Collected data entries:
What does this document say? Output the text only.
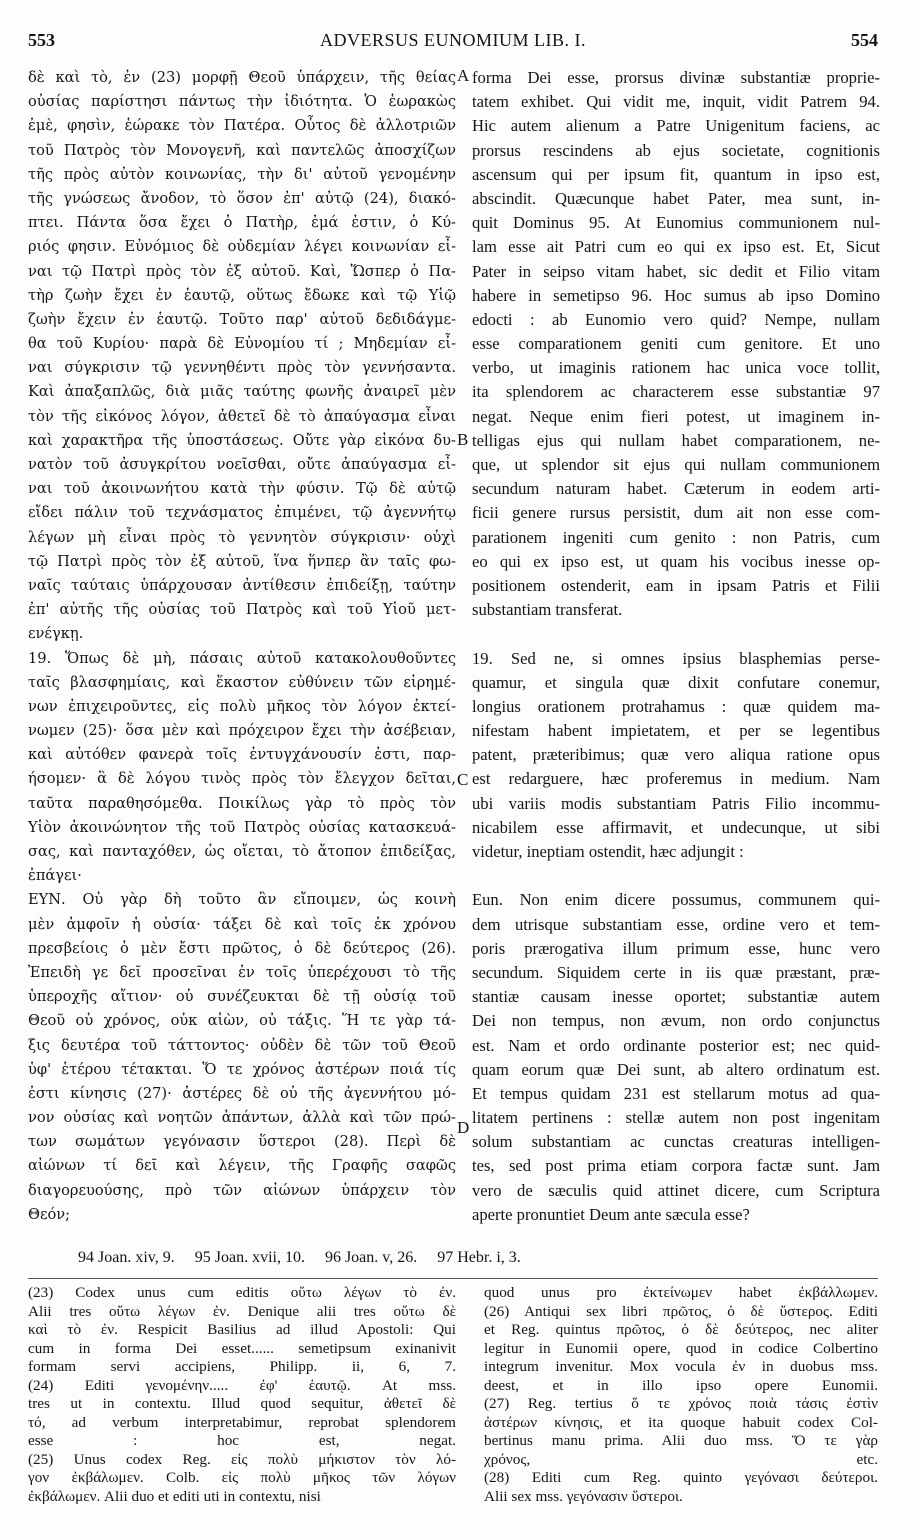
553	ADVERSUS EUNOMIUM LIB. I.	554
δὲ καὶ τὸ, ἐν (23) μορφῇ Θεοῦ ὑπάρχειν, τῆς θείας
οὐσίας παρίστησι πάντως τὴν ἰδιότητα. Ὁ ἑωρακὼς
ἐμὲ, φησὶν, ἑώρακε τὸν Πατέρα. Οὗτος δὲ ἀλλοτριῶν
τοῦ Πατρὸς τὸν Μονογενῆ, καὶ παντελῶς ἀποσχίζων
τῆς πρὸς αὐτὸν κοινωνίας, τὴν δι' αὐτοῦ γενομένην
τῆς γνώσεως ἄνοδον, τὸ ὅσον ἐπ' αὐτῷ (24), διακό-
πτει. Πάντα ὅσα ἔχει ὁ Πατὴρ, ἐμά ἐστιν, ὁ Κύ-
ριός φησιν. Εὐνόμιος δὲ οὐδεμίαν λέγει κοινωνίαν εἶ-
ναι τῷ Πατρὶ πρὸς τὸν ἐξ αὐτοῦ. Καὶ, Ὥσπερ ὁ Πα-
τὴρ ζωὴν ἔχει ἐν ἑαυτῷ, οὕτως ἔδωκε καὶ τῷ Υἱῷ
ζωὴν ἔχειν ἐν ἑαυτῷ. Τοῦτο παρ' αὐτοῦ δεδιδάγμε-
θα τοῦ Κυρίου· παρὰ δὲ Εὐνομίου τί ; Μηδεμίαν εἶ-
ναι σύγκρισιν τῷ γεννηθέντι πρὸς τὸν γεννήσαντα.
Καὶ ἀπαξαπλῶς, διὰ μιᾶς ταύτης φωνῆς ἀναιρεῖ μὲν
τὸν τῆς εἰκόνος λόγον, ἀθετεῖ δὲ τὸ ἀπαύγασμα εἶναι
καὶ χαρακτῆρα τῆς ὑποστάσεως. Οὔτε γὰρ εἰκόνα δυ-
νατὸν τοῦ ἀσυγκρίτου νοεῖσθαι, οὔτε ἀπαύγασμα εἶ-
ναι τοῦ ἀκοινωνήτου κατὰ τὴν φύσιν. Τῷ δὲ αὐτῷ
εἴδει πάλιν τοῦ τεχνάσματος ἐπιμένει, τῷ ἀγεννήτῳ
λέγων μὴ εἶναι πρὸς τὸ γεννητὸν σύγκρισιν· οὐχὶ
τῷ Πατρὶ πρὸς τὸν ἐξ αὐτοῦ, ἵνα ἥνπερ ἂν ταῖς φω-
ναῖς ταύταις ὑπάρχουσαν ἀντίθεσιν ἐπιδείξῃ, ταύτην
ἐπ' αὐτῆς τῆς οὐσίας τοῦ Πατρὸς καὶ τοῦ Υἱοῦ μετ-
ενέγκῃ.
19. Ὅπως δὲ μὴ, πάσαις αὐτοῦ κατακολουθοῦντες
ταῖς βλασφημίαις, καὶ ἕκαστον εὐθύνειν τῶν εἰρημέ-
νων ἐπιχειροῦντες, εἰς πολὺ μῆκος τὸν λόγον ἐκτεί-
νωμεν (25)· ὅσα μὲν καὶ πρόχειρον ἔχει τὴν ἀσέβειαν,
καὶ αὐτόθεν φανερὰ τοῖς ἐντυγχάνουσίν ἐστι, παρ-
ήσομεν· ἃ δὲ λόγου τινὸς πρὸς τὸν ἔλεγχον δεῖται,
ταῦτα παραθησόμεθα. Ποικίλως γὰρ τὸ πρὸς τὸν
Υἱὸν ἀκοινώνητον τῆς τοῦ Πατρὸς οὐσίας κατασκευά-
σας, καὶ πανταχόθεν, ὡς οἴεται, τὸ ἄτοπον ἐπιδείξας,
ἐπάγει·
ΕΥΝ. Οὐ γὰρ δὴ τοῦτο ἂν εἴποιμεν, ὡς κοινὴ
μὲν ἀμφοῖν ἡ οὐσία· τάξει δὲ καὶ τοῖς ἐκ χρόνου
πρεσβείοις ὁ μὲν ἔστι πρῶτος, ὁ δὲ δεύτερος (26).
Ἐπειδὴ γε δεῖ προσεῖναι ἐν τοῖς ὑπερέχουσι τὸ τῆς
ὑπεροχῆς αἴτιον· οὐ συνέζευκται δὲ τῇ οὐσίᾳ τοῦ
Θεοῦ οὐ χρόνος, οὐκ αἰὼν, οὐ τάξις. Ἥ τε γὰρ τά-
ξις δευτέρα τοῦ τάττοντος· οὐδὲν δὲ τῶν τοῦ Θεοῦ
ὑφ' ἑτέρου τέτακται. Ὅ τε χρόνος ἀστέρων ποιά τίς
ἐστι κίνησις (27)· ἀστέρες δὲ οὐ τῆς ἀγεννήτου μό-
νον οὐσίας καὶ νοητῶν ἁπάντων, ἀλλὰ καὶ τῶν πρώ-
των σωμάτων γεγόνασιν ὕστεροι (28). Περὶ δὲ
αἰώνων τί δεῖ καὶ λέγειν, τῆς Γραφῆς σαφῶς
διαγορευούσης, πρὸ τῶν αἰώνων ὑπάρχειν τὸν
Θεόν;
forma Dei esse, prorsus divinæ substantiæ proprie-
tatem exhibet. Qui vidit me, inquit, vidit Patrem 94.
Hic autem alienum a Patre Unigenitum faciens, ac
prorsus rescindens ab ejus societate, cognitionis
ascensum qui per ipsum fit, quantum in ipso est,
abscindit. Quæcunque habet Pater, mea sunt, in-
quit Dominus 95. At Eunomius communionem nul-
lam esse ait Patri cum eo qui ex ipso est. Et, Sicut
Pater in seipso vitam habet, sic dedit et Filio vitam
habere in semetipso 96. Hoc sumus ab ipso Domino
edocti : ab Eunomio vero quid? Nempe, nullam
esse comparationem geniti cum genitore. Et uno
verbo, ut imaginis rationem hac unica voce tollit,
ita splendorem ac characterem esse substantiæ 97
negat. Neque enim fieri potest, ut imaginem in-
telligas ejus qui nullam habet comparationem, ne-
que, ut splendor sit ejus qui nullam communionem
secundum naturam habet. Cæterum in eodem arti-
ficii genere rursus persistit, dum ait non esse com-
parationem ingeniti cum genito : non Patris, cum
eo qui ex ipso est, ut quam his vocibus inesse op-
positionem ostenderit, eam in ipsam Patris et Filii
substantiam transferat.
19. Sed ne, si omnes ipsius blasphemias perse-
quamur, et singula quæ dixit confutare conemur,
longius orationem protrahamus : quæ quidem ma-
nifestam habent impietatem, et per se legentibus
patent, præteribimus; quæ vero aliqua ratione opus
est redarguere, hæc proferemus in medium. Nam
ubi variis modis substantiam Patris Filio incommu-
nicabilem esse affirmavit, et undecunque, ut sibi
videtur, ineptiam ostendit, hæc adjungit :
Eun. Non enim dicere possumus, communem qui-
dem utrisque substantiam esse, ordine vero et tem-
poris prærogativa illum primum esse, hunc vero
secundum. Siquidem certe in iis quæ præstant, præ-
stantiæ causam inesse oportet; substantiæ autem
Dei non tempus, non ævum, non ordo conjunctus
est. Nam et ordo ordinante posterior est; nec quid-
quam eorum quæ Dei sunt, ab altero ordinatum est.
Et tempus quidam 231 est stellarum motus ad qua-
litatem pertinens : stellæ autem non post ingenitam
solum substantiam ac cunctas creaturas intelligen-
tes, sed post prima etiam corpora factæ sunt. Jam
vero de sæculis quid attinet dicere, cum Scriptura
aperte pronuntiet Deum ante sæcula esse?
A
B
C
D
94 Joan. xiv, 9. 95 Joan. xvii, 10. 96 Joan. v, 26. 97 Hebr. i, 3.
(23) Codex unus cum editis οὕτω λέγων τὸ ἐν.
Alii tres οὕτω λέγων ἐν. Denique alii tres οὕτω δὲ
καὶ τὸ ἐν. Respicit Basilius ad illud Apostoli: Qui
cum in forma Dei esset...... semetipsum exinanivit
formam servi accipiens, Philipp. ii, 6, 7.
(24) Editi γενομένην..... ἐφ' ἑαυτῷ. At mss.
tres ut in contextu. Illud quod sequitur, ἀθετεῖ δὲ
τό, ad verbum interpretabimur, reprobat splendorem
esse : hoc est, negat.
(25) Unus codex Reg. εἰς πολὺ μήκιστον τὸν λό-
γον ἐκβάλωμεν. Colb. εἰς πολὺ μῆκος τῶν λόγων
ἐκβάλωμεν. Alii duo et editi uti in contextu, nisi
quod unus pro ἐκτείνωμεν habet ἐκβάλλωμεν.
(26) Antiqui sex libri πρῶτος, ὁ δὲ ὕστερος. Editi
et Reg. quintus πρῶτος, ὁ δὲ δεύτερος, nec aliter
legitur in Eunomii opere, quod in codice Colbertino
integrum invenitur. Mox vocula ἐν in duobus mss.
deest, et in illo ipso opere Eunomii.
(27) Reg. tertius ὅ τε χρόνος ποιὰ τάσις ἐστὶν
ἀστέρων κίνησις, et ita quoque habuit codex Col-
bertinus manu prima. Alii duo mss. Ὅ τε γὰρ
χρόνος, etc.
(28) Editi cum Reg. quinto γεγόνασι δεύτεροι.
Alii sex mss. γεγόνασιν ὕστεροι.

What you are asked to do >>
Identify every line holding the word "λόγον" and copy it out.

Task result >>
τὸν τῆς εἰκόνος λόγον, ἀθετεῖ δὲ τὸ ἀπαύγασμα εἶναι
νων ἐπιχειροῦντες, εἰς πολὺ μῆκος τὸν λόγον ἐκτεί-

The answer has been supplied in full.